GOAL => Each line below should be quoted exactly, please.

DATA PROVIDED =>
—————

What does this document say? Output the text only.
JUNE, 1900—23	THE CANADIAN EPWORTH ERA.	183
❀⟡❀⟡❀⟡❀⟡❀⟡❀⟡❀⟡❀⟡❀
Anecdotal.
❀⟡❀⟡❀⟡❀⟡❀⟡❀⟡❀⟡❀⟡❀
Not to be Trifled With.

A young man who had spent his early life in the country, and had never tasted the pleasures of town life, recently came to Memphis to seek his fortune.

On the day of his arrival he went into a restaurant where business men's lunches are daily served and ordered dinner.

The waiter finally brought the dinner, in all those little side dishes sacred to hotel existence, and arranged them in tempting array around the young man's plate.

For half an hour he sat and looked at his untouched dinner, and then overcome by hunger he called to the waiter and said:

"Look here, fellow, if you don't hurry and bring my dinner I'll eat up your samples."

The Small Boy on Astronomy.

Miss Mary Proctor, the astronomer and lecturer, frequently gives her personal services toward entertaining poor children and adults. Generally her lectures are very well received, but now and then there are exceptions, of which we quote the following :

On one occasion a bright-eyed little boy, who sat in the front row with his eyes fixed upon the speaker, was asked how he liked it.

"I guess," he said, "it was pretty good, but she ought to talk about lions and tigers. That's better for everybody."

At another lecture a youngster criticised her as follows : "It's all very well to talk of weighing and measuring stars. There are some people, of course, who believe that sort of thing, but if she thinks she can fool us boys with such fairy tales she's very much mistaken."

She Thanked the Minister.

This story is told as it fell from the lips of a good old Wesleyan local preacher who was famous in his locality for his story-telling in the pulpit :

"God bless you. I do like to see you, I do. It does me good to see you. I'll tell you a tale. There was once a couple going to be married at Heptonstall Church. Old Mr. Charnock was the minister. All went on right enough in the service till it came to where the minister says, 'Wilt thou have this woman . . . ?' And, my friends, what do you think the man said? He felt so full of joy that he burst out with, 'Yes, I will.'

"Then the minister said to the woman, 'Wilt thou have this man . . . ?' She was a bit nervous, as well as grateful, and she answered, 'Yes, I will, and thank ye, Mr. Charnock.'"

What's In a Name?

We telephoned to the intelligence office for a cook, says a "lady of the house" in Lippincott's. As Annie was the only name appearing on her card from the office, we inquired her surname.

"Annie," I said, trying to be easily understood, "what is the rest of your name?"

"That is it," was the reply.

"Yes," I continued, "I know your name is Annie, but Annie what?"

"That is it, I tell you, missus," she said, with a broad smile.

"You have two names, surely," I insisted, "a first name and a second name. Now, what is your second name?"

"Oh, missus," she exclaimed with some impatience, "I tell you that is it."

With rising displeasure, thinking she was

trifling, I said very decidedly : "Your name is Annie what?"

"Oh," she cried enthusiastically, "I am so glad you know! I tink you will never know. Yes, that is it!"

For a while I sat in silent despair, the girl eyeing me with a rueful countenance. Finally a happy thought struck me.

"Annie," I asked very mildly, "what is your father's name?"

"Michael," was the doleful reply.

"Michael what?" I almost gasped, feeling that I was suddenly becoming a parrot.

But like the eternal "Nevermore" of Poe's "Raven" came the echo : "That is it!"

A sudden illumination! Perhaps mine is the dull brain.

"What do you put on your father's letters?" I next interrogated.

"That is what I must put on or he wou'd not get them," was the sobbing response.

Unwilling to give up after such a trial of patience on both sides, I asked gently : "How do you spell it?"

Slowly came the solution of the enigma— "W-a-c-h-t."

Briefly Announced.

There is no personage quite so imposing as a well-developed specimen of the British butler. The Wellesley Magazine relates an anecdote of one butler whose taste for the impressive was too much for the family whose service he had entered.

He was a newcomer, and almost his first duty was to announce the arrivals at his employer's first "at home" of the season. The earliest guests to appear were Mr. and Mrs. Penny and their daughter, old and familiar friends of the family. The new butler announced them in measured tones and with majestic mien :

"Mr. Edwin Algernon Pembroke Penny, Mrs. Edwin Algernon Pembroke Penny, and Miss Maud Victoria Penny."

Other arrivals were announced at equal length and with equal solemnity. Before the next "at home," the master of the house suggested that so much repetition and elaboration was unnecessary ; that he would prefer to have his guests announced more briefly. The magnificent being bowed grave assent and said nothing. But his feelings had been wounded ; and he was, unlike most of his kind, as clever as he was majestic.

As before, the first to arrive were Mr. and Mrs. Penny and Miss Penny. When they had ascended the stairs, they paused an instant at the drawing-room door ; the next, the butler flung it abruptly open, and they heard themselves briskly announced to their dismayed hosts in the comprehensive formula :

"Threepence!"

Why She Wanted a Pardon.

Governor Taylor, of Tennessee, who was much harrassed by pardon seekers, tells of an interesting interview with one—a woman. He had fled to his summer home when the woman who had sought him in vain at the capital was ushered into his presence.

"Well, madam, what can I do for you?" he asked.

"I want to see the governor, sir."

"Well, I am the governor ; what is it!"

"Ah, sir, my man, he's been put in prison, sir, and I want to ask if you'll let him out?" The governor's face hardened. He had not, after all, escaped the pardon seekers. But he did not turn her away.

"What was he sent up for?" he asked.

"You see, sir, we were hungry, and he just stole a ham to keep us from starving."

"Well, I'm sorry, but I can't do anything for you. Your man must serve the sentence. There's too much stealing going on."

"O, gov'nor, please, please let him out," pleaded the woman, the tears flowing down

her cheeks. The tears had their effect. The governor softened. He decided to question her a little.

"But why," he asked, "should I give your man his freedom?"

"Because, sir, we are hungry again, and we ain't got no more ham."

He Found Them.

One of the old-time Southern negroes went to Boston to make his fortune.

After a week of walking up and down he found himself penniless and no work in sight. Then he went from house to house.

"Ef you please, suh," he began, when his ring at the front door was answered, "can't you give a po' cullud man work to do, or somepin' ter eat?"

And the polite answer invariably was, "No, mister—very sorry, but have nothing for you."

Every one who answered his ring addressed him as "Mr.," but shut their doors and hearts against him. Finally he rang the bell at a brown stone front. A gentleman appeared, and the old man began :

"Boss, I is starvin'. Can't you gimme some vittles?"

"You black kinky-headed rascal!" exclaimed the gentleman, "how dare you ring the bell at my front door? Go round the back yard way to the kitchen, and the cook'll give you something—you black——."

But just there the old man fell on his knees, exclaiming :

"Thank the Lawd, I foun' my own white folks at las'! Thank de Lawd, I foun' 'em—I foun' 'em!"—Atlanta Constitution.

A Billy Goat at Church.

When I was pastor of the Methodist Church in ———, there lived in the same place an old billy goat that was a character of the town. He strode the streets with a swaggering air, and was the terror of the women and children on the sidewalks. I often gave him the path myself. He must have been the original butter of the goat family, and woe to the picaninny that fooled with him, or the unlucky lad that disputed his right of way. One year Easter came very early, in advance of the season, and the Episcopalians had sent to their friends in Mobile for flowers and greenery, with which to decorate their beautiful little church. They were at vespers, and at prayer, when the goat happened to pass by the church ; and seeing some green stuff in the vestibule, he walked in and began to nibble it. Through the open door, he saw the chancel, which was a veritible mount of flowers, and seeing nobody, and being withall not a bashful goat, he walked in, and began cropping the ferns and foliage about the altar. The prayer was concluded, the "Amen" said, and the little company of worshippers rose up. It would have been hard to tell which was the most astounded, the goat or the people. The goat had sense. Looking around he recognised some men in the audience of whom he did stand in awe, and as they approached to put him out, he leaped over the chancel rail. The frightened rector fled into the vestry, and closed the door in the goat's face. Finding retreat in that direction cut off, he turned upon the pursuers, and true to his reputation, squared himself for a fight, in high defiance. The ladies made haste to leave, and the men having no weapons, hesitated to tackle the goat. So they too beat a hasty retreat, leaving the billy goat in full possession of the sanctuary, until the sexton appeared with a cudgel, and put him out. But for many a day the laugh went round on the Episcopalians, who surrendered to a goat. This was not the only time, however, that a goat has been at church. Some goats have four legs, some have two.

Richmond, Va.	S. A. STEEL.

—————

IN RESPONSE =>
What does this document say? Output the text only.
JUNE, 1900—23	THE CANADIAN EPWORTH ERA.	183
❀⟡❀⟡❀⟡❀⟡❀⟡❀⟡❀⟡❀⟡❀
Anecdotal.
❀⟡❀⟡❀⟡❀⟡❀⟡❀⟡❀⟡❀⟡❀
Not to be Trifled With.

A young man who had spent his early life in the country, and had never tasted the pleasures of town life, recently came to Memphis to seek his fortune.

On the day of his arrival he went into a restaurant where business men's lunches are daily served and ordered dinner.

The waiter finally brought the dinner, in all those little side dishes sacred to hotel existence, and arranged them in tempting array around the young man's plate.

For half an hour he sat and looked at his untouched dinner, and then overcome by hunger he called to the waiter and said:

"Look here, fellow, if you don't hurry and bring my dinner I'll eat up your samples."

The Small Boy on Astronomy.

Miss Mary Proctor, the astronomer and lecturer, frequently gives her personal services toward entertaining poor children and adults. Generally her lectures are very well received, but now and then there are exceptions, of which we quote the following :

On one occasion a bright-eyed little boy, who sat in the front row with his eyes fixed upon the speaker, was asked how he liked it.

"I guess," he said, "it was pretty good, but she ought to talk about lions and tigers. That's better for everybody."

At another lecture a youngster criticised her as follows : "It's all very well to talk of weighing and measuring stars. There are some people, of course, who believe that sort of thing, but if she thinks she can fool us boys with such fairy tales she's very much mistaken."

She Thanked the Minister.

This story is told as it fell from the lips of a good old Wesleyan local preacher who was famous in his locality for his story-telling in the pulpit :

"God bless you. I do like to see you, I do. It does me good to see you. I'll tell you a tale. There was once a couple going to be married at Heptonstall Church. Old Mr. Charnock was the minister. All went on right enough in the service till it came to where the minister says, 'Wilt thou have this woman . . . ?' And, my friends, what do you think the man said? He felt so full of joy that he burst out with, 'Yes, I will.'

"Then the minister said to the woman, 'Wilt thou have this man . . . ?' She was a bit nervous, as well as grateful, and she answered, 'Yes, I will, and thank ye, Mr. Charnock.'"

What's In a Name?

We telephoned to the intelligence office for a cook, says a "lady of the house" in Lippincott's. As Annie was the only name appearing on her card from the office, we inquired her surname.

"Annie," I said, trying to be easily understood, "what is the rest of your name?"

"That is it," was the reply.

"Yes," I continued, "I know your name is Annie, but Annie what?"

"That is it, I tell you, missus," she said, with a broad smile.

"You have two names, surely," I insisted, "a first name and a second name. Now, what is your second name?"

"Oh, missus," she exclaimed with some impatience, "I tell you that is it."

With rising displeasure, thinking she was

trifling, I said very decidedly : "Your name is Annie what?"

"Oh," she cried enthusiastically, "I am so glad you know! I tink you will never know. Yes, that is it!"

For a while I sat in silent despair, the girl eyeing me with a rueful countenance. Finally a happy thought struck me.

"Annie," I asked very mildly, "what is your father's name?"

"Michael," was the doleful reply.

"Michael what?" I almost gasped, feeling that I was suddenly becoming a parrot.

But like the eternal "Nevermore" of Poe's "Raven" came the echo : "That is it!"

A sudden illumination! Perhaps mine is the dull brain.

"What do you put on your father's letters?" I next interrogated.

"That is what I must put on or he wou'd not get them," was the sobbing response.

Unwilling to give up after such a trial of patience on both sides, I asked gently : "How do you spell it?"

Slowly came the solution of the enigma— "W-a-c-h-t."

Briefly Announced.

There is no personage quite so imposing as a well-developed specimen of the British butler. The Wellesley Magazine relates an anecdote of one butler whose taste for the impressive was too much for the family whose service he had entered.

He was a newcomer, and almost his first duty was to announce the arrivals at his employer's first "at home" of the season. The earliest guests to appear were Mr. and Mrs. Penny and their daughter, old and familiar friends of the family. The new butler announced them in measured tones and with majestic mien :

"Mr. Edwin Algernon Pembroke Penny, Mrs. Edwin Algernon Pembroke Penny, and Miss Maud Victoria Penny."

Other arrivals were announced at equal length and with equal solemnity. Before the next "at home," the master of the house suggested that so much repetition and elaboration was unnecessary ; that he would prefer to have his guests announced more briefly. The magnificent being bowed grave assent and said nothing. But his feelings had been wounded ; and he was, unlike most of his kind, as clever as he was majestic.

As before, the first to arrive were Mr. and Mrs. Penny and Miss Penny. When they had ascended the stairs, they paused an instant at the drawing-room door ; the next, the butler flung it abruptly open, and they heard themselves briskly announced to their dismayed hosts in the comprehensive formula :

"Threepence!"

Why She Wanted a Pardon.

Governor Taylor, of Tennessee, who was much harrassed by pardon seekers, tells of an interesting interview with one—a woman. He had fled to his summer home when the woman who had sought him in vain at the capital was ushered into his presence.

"Well, madam, what can I do for you?" he asked.

"I want to see the governor, sir."

"Well, I am the governor ; what is it!"

"Ah, sir, my man, he's been put in prison, sir, and I want to ask if you'll let him out?" The governor's face hardened. He had not, after all, escaped the pardon seekers. But he did not turn her away.

"What was he sent up for?" he asked.

"You see, sir, we were hungry, and he just stole a ham to keep us from starving."

"Well, I'm sorry, but I can't do anything for you. Your man must serve the sentence. There's too much stealing going on."

"O, gov'nor, please, please let him out," pleaded the woman, the tears flowing down

her cheeks. The tears had their effect. The governor softened. He decided to question her a little.

"But why," he asked, "should I give your man his freedom?"

"Because, sir, we are hungry again, and we ain't got no more ham."

He Found Them.

One of the old-time Southern negroes went to Boston to make his fortune.

After a week of walking up and down he found himself penniless and no work in sight. Then he went from house to house.

"Ef you please, suh," he began, when his ring at the front door was answered, "can't you give a po' cullud man work to do, or somepin' ter eat?"

And the polite answer invariably was, "No, mister—very sorry, but have nothing for you."

Every one who answered his ring addressed him as "Mr.," but shut their doors and hearts against him. Finally he rang the bell at a brown stone front. A gentleman appeared, and the old man began :

"Boss, I is starvin'. Can't you gimme some vittles?"

"You black kinky-headed rascal!" exclaimed the gentleman, "how dare you ring the bell at my front door? Go round the back yard way to the kitchen, and the cook'll give you something—you black——."

But just there the old man fell on his knees, exclaiming :

"Thank the Lawd, I foun' my own white folks at las'! Thank de Lawd, I foun' 'em—I foun' 'em!"—Atlanta Constitution.

A Billy Goat at Church.

When I was pastor of the Methodist Church in ———, there lived in the same place an old billy goat that was a character of the town. He strode the streets with a swaggering air, and was the terror of the women and children on the sidewalks. I often gave him the path myself. He must have been the original butter of the goat family, and woe to the picaninny that fooled with him, or the unlucky lad that disputed his right of way. One year Easter came very early, in advance of the season, and the Episcopalians had sent to their friends in Mobile for flowers and greenery, with which to decorate their beautiful little church. They were at vespers, and at prayer, when the goat happened to pass by the church ; and seeing some green stuff in the vestibule, he walked in and began to nibble it. Through the open door, he saw the chancel, which was a veritible mount of flowers, and seeing nobody, and being withall not a bashful goat, he walked in, and began cropping the ferns and foliage about the altar. The prayer was concluded, the "Amen" said, and the little company of worshippers rose up. It would have been hard to tell which was the most astounded, the goat or the people. The goat had sense. Looking around he recognised some men in the audience of whom he did stand in awe, and as they approached to put him out, he leaped over the chancel rail. The frightened rector fled into the vestry, and closed the door in the goat's face. Finding retreat in that direction cut off, he turned upon the pursuers, and true to his reputation, squared himself for a fight, in high defiance. The ladies made haste to leave, and the men having no weapons, hesitated to tackle the goat. So they too beat a hasty retreat, leaving the billy goat in full possession of the sanctuary, until the sexton appeared with a cudgel, and put him out. But for many a day the laugh went round on the Episcopalians, who surrendered to a goat. This was not the only time, however, that a goat has been at church. Some goats have four legs, some have two.

Richmond, Va.	S. A. STEEL.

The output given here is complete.